The problem: Copy nothing but the text: reproduce each line of the listing exactly and leave the pictures out.
++++ Material
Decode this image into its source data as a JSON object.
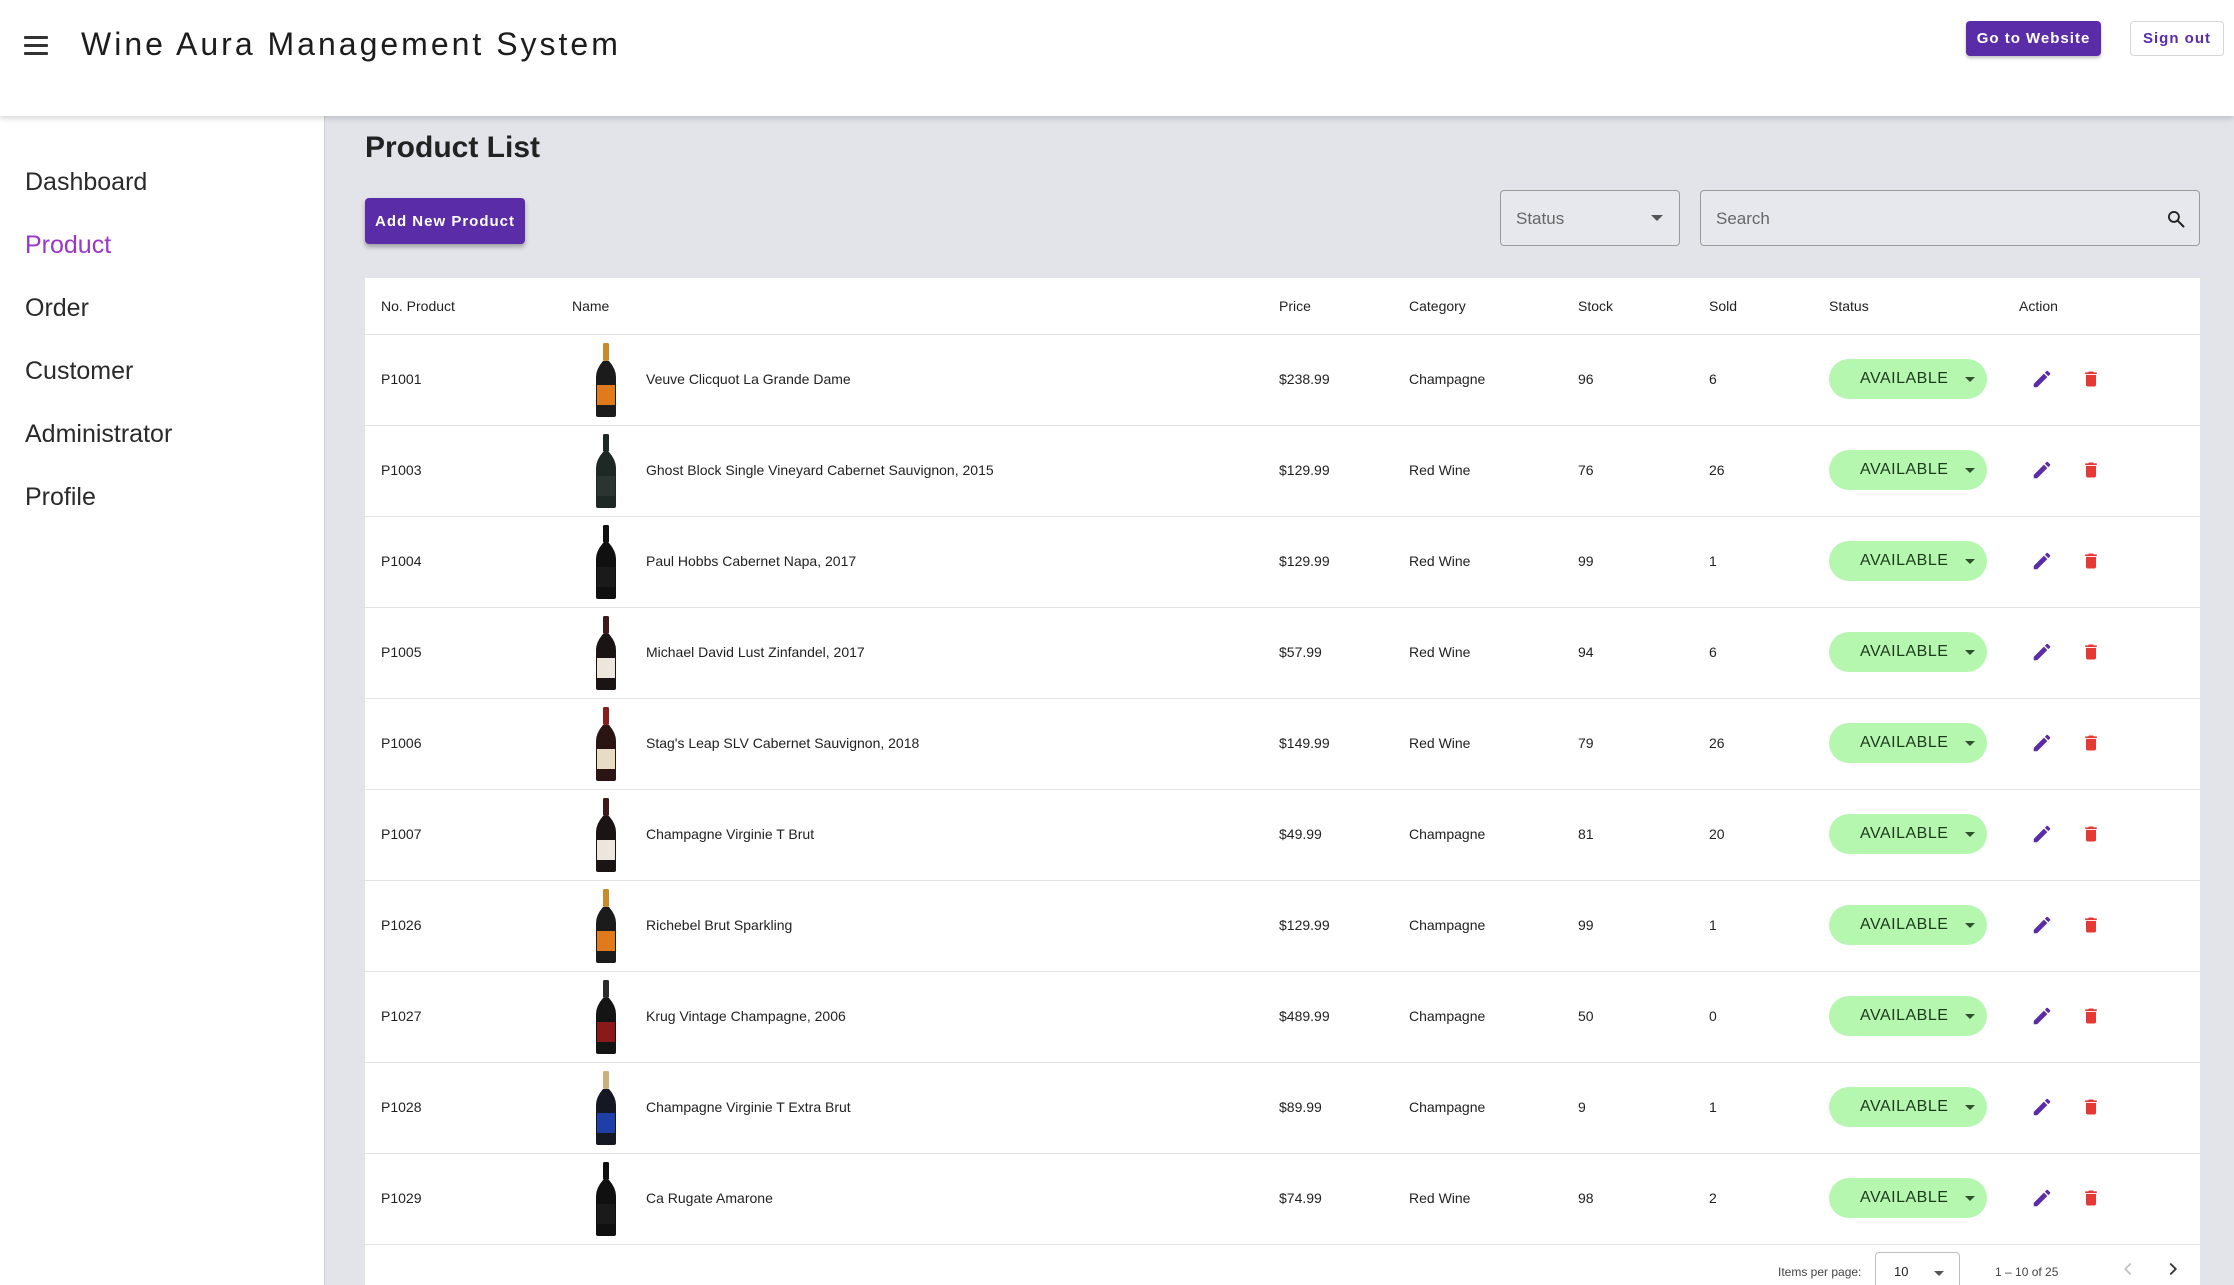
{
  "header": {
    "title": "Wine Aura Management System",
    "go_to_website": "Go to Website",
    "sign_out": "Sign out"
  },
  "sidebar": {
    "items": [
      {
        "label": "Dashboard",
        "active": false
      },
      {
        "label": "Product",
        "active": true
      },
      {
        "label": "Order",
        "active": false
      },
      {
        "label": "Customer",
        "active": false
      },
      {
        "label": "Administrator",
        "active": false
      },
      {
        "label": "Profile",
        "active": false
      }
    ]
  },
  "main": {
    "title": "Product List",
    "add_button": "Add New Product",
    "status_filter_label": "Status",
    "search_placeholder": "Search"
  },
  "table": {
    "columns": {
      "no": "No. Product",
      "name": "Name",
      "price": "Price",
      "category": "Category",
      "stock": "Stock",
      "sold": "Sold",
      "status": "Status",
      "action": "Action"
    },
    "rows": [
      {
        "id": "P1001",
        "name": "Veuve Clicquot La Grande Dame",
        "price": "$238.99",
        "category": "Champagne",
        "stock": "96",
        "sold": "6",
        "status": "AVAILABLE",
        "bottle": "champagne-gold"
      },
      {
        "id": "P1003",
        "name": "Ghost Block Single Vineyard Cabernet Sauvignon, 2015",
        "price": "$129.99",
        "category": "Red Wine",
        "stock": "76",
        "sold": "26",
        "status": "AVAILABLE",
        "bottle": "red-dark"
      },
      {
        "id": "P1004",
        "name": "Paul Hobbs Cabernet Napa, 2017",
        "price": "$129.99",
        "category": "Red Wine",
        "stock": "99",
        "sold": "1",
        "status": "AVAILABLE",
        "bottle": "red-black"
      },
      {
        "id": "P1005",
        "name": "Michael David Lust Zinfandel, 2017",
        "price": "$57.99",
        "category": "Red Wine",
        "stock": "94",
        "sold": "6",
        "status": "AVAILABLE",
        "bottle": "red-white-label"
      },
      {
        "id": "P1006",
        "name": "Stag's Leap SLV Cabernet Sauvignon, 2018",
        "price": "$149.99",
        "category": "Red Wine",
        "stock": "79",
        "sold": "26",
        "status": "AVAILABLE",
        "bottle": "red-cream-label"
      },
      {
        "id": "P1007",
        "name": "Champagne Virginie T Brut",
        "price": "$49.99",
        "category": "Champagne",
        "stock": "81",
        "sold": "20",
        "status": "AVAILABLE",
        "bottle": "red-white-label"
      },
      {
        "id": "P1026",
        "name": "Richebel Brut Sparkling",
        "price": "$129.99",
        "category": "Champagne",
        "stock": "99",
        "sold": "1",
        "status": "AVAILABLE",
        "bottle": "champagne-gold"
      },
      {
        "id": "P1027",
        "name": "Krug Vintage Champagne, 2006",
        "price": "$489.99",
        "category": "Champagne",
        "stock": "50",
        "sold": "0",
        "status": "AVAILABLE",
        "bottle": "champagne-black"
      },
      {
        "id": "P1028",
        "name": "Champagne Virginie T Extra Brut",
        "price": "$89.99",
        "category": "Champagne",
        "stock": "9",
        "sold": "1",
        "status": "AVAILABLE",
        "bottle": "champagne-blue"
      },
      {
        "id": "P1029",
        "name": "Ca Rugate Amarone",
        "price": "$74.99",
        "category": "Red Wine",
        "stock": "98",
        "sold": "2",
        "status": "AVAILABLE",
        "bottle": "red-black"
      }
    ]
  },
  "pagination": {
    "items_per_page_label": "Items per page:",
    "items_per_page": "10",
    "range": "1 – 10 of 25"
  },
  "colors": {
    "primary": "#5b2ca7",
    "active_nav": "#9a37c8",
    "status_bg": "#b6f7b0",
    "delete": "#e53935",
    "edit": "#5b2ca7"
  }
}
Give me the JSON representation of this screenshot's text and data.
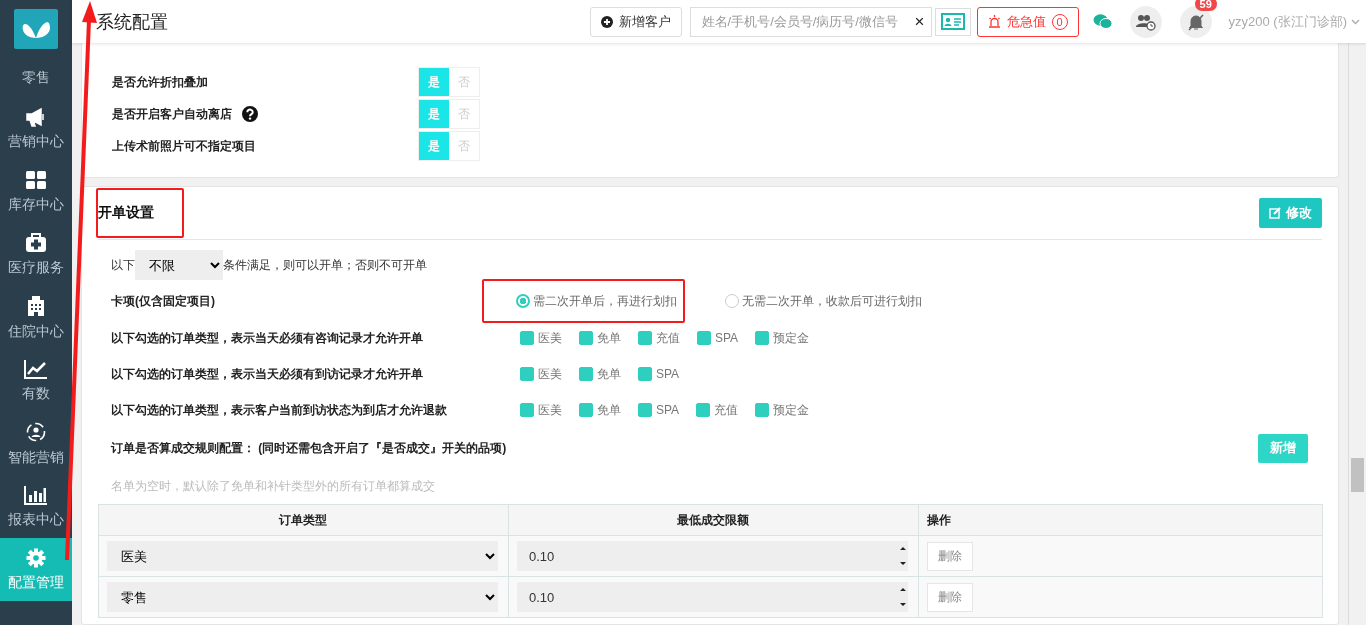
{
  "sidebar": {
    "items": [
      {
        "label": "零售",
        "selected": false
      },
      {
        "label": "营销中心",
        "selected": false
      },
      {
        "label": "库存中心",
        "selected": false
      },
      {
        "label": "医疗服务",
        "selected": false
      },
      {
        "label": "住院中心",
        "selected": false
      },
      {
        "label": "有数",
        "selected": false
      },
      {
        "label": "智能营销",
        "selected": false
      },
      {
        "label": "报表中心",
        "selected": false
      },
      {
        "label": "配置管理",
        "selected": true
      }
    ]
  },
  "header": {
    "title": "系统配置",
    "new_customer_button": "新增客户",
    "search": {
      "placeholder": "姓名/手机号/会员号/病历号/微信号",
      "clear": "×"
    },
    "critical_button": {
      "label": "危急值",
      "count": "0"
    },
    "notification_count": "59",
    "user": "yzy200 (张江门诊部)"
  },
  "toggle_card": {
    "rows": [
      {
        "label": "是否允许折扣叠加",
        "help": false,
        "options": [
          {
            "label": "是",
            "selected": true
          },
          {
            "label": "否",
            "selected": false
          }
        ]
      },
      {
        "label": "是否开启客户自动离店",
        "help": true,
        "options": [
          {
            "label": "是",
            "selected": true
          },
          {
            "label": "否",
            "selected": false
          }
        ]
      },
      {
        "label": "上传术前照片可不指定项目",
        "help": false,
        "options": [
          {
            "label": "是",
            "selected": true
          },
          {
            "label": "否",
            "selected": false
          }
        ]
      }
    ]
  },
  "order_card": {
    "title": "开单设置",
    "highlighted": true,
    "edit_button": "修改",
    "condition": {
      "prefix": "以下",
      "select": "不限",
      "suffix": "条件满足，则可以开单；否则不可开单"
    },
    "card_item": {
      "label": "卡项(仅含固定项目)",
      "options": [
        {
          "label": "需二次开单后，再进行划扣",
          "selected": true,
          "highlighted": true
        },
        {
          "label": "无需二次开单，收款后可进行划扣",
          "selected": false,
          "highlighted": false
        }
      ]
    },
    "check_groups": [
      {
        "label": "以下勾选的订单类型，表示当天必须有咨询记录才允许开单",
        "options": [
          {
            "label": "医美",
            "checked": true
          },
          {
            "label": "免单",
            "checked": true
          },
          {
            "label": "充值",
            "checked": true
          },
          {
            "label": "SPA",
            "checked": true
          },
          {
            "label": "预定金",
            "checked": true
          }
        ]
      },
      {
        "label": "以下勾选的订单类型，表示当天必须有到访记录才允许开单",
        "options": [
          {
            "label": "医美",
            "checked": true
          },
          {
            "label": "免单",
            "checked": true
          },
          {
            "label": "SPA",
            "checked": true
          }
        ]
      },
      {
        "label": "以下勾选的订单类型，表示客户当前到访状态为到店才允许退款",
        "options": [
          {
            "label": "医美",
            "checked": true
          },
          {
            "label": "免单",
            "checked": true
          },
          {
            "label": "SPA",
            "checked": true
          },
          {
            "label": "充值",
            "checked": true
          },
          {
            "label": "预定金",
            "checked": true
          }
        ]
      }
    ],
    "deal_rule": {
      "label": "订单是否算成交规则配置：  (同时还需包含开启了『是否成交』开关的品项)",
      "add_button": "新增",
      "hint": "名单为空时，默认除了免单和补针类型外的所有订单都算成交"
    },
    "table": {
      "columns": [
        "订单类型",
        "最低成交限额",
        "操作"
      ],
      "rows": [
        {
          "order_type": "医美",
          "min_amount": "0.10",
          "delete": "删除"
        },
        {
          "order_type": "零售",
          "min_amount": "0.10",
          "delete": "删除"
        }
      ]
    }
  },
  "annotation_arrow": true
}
++++++++
Result:
Decode this image into its source data as a JSON object.
{
  "header": {
    "title": "Wine Aura Management System",
    "go_to_website": "Go to Website",
    "sign_out": "Sign out"
  },
  "sidebar": {
    "items": [
      {
        "label": "Dashboard",
        "active": false
      },
      {
        "label": "Product",
        "active": true
      },
      {
        "label": "Order",
        "active": false
      },
      {
        "label": "Customer",
        "active": false
      },
      {
        "label": "Administrator",
        "active": false
      },
      {
        "label": "Profile",
        "active": false
      }
    ]
  },
  "main": {
    "title": "Product List",
    "add_button": "Add New Product",
    "status_filter_label": "Status",
    "search_placeholder": "Search"
  },
  "table": {
    "columns": {
      "no": "No. Product",
      "name": "Name",
      "price": "Price",
      "category": "Category",
      "stock": "Stock",
      "sold": "Sold",
      "status": "Status",
      "action": "Action"
    },
    "rows": [
      {
        "id": "P1001",
        "name": "Veuve Clicquot La Grande Dame",
        "price": "$238.99",
        "category": "Champagne",
        "stock": "96",
        "sold": "6",
        "status": "AVAILABLE",
        "bottle": "champagne-gold"
      },
      {
        "id": "P1003",
        "name": "Ghost Block Single Vineyard Cabernet Sauvignon, 2015",
        "price": "$129.99",
        "category": "Red Wine",
        "stock": "76",
        "sold": "26",
        "status": "AVAILABLE",
        "bottle": "red-dark"
      },
      {
        "id": "P1004",
        "name": "Paul Hobbs Cabernet Napa, 2017",
        "price": "$129.99",
        "category": "Red Wine",
        "stock": "99",
        "sold": "1",
        "status": "AVAILABLE",
        "bottle": "red-black"
      },
      {
        "id": "P1005",
        "name": "Michael David Lust Zinfandel, 2017",
        "price": "$57.99",
        "category": "Red Wine",
        "stock": "94",
        "sold": "6",
        "status": "AVAILABLE",
        "bottle": "red-white-label"
      },
      {
        "id": "P1006",
        "name": "Stag's Leap SLV Cabernet Sauvignon, 2018",
        "price": "$149.99",
        "category": "Red Wine",
        "stock": "79",
        "sold": "26",
        "status": "AVAILABLE",
        "bottle": "red-cream-label"
      },
      {
        "id": "P1007",
        "name": "Champagne Virginie T Brut",
        "price": "$49.99",
        "category": "Champagne",
        "stock": "81",
        "sold": "20",
        "status": "AVAILABLE",
        "bottle": "red-white-label"
      },
      {
        "id": "P1026",
        "name": "Richebel Brut Sparkling",
        "price": "$129.99",
        "category": "Champagne",
        "stock": "99",
        "sold": "1",
        "status": "AVAILABLE",
        "bottle": "champagne-gold"
      },
      {
        "id": "P1027",
        "name": "Krug Vintage Champagne, 2006",
        "price": "$489.99",
        "category": "Champagne",
        "stock": "50",
        "sold": "0",
        "status": "AVAILABLE",
        "bottle": "champagne-black"
      },
      {
        "id": "P1028",
        "name": "Champagne Virginie T Extra Brut",
        "price": "$89.99",
        "category": "Champagne",
        "stock": "9",
        "sold": "1",
        "status": "AVAILABLE",
        "bottle": "champagne-blue"
      },
      {
        "id": "P1029",
        "name": "Ca Rugate Amarone",
        "price": "$74.99",
        "category": "Red Wine",
        "stock": "98",
        "sold": "2",
        "status": "AVAILABLE",
        "bottle": "red-black"
      }
    ]
  },
  "pagination": {
    "items_per_page_label": "Items per page:",
    "items_per_page": "10",
    "range": "1 – 10 of 25"
  },
  "colors": {
    "primary": "#5b2ca7",
    "active_nav": "#9a37c8",
    "status_bg": "#b6f7b0",
    "delete": "#e53935",
    "edit": "#5b2ca7"
  }
}
Give me the JSON representation of this screenshot's text and data.
{
  "sidebar": {
    "items": [
      {
        "label": "零售",
        "selected": false
      },
      {
        "label": "营销中心",
        "selected": false
      },
      {
        "label": "库存中心",
        "selected": false
      },
      {
        "label": "医疗服务",
        "selected": false
      },
      {
        "label": "住院中心",
        "selected": false
      },
      {
        "label": "有数",
        "selected": false
      },
      {
        "label": "智能营销",
        "selected": false
      },
      {
        "label": "报表中心",
        "selected": false
      },
      {
        "label": "配置管理",
        "selected": true
      }
    ]
  },
  "header": {
    "title": "系统配置",
    "new_customer_button": "新增客户",
    "search": {
      "placeholder": "姓名/手机号/会员号/病历号/微信号",
      "clear": "×"
    },
    "critical_button": {
      "label": "危急值",
      "count": "0"
    },
    "notification_count": "59",
    "user": "yzy200 (张江门诊部)"
  },
  "toggle_card": {
    "rows": [
      {
        "label": "是否允许折扣叠加",
        "help": false,
        "options": [
          {
            "label": "是",
            "selected": true
          },
          {
            "label": "否",
            "selected": false
          }
        ]
      },
      {
        "label": "是否开启客户自动离店",
        "help": true,
        "options": [
          {
            "label": "是",
            "selected": true
          },
          {
            "label": "否",
            "selected": false
          }
        ]
      },
      {
        "label": "上传术前照片可不指定项目",
        "help": false,
        "options": [
          {
            "label": "是",
            "selected": true
          },
          {
            "label": "否",
            "selected": false
          }
        ]
      }
    ]
  },
  "order_card": {
    "title": "开单设置",
    "highlighted": true,
    "edit_button": "修改",
    "condition": {
      "prefix": "以下",
      "select": "不限",
      "suffix": "条件满足，则可以开单；否则不可开单"
    },
    "card_item": {
      "label": "卡项(仅含固定项目)",
      "options": [
        {
          "label": "需二次开单后，再进行划扣",
          "selected": true,
          "highlighted": true
        },
        {
          "label": "无需二次开单，收款后可进行划扣",
          "selected": false,
          "highlighted": false
        }
      ]
    },
    "check_groups": [
      {
        "label": "以下勾选的订单类型，表示当天必须有咨询记录才允许开单",
        "options": [
          {
            "label": "医美",
            "checked": true
          },
          {
            "label": "免单",
            "checked": true
          },
          {
            "label": "充值",
            "checked": true
          },
          {
            "label": "SPA",
            "checked": true
          },
          {
            "label": "预定金",
            "checked": true
          }
        ]
      },
      {
        "label": "以下勾选的订单类型，表示当天必须有到访记录才允许开单",
        "options": [
          {
            "label": "医美",
            "checked": true
          },
          {
            "label": "免单",
            "checked": true
          },
          {
            "label": "SPA",
            "checked": true
          }
        ]
      },
      {
        "label": "以下勾选的订单类型，表示客户当前到访状态为到店才允许退款",
        "options": [
          {
            "label": "医美",
            "checked": true
          },
          {
            "label": "免单",
            "checked": true
          },
          {
            "label": "SPA",
            "checked": true
          },
          {
            "label": "充值",
            "checked": true
          },
          {
            "label": "预定金",
            "checked": true
          }
        ]
      }
    ],
    "deal_rule": {
      "label": "订单是否算成交规则配置：  (同时还需包含开启了『是否成交』开关的品项)",
      "add_button": "新增",
      "hint": "名单为空时，默认除了免单和补针类型外的所有订单都算成交"
    },
    "table": {
      "columns": [
        "订单类型",
        "最低成交限额",
        "操作"
      ],
      "rows": [
        {
          "order_type": "医美",
          "min_amount": "0.10",
          "delete": "删除"
        },
        {
          "order_type": "零售",
          "min_amount": "0.10",
          "delete": "删除"
        }
      ]
    }
  },
  "annotation_arrow": true
}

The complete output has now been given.